--- TO DO ---
Look through the records below, count the lines with the word "price", and reply with only the number.

Collected data entries
▼▼▼

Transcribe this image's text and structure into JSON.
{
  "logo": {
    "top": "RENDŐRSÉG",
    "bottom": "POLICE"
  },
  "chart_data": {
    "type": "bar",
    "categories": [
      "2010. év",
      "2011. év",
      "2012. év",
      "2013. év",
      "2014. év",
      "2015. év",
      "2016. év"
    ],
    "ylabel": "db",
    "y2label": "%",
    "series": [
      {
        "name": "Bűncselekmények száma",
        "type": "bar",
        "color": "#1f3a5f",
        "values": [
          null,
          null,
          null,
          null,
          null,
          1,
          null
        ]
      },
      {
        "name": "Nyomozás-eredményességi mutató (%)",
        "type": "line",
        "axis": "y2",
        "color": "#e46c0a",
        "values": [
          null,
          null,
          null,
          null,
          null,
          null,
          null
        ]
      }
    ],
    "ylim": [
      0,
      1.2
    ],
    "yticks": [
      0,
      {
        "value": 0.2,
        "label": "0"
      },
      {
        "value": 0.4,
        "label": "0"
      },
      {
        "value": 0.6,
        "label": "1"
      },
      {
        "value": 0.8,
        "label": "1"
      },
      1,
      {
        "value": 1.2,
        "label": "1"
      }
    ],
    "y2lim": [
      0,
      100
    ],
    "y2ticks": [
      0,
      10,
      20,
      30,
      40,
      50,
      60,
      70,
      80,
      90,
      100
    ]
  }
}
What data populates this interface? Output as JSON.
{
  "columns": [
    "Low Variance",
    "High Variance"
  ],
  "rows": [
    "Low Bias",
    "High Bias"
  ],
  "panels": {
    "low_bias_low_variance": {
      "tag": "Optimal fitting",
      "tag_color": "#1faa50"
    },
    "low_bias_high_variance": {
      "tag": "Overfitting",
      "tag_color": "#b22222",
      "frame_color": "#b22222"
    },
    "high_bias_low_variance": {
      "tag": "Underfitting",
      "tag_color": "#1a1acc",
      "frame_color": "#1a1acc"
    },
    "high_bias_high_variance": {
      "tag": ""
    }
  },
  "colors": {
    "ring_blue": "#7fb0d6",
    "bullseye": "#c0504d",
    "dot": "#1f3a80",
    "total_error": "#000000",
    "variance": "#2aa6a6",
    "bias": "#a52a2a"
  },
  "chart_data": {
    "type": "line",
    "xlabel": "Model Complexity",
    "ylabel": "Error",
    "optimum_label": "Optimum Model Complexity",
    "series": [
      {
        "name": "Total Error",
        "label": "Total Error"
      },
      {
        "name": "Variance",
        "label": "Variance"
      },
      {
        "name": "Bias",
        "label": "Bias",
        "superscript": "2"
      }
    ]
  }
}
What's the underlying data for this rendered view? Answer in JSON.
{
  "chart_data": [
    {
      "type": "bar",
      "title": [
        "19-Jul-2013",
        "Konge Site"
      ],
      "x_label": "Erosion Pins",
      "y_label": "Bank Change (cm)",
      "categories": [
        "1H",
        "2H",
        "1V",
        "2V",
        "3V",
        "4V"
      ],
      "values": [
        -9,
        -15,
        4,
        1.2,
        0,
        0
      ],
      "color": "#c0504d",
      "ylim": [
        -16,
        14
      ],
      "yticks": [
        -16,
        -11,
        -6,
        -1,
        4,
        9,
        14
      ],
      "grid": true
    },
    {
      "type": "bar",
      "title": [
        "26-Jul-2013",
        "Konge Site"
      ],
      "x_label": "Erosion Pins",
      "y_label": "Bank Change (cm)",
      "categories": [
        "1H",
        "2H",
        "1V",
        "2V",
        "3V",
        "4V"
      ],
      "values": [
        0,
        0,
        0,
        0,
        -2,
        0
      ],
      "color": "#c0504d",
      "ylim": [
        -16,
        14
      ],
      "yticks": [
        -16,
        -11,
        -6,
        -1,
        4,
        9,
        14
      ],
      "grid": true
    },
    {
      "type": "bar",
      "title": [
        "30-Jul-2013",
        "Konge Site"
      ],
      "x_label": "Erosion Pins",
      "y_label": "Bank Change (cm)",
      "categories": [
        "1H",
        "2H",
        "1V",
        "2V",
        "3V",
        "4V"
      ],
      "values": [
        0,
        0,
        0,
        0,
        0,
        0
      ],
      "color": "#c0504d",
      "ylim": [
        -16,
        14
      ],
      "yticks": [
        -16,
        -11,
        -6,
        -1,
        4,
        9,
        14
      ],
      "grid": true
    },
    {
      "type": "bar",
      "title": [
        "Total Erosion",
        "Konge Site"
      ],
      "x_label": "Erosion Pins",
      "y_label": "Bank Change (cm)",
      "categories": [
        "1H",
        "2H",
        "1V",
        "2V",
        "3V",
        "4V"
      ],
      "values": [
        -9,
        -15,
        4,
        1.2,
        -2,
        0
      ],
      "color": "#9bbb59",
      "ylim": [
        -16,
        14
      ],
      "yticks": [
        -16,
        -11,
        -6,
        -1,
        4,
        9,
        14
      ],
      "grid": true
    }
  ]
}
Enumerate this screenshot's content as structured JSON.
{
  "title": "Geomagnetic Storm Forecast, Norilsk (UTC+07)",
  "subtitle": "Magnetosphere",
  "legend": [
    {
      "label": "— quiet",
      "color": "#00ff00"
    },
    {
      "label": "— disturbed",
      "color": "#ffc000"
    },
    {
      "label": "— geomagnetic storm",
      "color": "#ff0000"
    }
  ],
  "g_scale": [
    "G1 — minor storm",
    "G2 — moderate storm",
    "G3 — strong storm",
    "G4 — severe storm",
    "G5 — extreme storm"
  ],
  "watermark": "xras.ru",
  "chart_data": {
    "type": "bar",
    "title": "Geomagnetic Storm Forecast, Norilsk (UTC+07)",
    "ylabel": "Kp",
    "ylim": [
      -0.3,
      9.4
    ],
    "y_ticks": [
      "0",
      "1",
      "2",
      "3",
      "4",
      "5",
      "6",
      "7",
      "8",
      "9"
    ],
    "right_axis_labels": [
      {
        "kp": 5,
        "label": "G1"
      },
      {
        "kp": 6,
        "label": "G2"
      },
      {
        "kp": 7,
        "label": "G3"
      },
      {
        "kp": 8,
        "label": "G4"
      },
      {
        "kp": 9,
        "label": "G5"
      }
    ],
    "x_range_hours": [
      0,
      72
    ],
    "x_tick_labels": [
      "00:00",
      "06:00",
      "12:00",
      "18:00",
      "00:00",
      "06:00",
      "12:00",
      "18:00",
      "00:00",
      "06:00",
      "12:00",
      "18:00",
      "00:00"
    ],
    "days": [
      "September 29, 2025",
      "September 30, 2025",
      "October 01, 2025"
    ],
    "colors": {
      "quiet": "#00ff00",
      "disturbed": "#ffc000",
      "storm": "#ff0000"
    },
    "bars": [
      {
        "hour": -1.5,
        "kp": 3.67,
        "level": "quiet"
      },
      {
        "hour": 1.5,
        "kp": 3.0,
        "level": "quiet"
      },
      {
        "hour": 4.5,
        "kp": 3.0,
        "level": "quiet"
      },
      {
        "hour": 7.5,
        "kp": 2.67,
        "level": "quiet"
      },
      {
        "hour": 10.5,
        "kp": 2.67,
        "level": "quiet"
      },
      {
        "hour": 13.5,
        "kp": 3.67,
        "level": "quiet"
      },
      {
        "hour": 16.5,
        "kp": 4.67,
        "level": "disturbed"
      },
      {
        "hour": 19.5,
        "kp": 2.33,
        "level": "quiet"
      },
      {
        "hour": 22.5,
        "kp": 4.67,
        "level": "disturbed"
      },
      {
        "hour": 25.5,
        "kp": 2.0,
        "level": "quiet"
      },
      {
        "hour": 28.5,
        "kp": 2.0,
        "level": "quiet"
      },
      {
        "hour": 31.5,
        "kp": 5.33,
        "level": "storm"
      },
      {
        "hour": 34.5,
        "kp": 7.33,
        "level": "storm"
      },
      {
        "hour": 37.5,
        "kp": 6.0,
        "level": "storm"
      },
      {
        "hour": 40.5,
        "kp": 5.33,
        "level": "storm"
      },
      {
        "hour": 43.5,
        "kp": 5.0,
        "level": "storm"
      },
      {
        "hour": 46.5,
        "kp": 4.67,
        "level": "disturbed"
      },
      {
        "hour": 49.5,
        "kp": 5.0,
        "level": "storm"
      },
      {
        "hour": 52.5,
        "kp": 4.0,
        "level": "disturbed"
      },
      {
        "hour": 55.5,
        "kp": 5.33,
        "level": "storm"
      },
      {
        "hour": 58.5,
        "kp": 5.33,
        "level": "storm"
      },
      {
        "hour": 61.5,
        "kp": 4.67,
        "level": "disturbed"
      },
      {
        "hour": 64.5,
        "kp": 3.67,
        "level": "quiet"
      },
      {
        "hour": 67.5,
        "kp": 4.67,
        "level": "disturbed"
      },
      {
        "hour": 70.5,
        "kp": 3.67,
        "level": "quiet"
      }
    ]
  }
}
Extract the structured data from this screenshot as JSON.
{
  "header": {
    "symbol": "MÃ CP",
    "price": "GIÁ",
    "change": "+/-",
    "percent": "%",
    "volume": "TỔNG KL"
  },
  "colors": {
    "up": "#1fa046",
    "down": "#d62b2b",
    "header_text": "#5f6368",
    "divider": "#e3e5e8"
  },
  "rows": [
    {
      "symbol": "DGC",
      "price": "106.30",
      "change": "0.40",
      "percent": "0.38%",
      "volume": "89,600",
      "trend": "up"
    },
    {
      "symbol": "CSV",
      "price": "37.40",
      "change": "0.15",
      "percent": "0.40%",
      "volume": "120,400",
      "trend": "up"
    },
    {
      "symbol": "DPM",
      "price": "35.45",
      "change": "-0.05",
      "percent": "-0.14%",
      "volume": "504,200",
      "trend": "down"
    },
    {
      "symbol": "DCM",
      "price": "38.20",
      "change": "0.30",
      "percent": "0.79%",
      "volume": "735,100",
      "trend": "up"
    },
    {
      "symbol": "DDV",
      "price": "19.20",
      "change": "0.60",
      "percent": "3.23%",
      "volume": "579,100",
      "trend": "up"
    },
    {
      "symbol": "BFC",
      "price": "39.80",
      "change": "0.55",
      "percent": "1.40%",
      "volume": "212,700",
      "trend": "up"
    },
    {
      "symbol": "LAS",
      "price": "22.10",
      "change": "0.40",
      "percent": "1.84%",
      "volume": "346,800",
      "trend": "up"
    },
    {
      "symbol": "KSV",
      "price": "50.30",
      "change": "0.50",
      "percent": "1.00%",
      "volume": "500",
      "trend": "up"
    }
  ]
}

▲▲▲

--- ANSWER TO THE TASK ---
9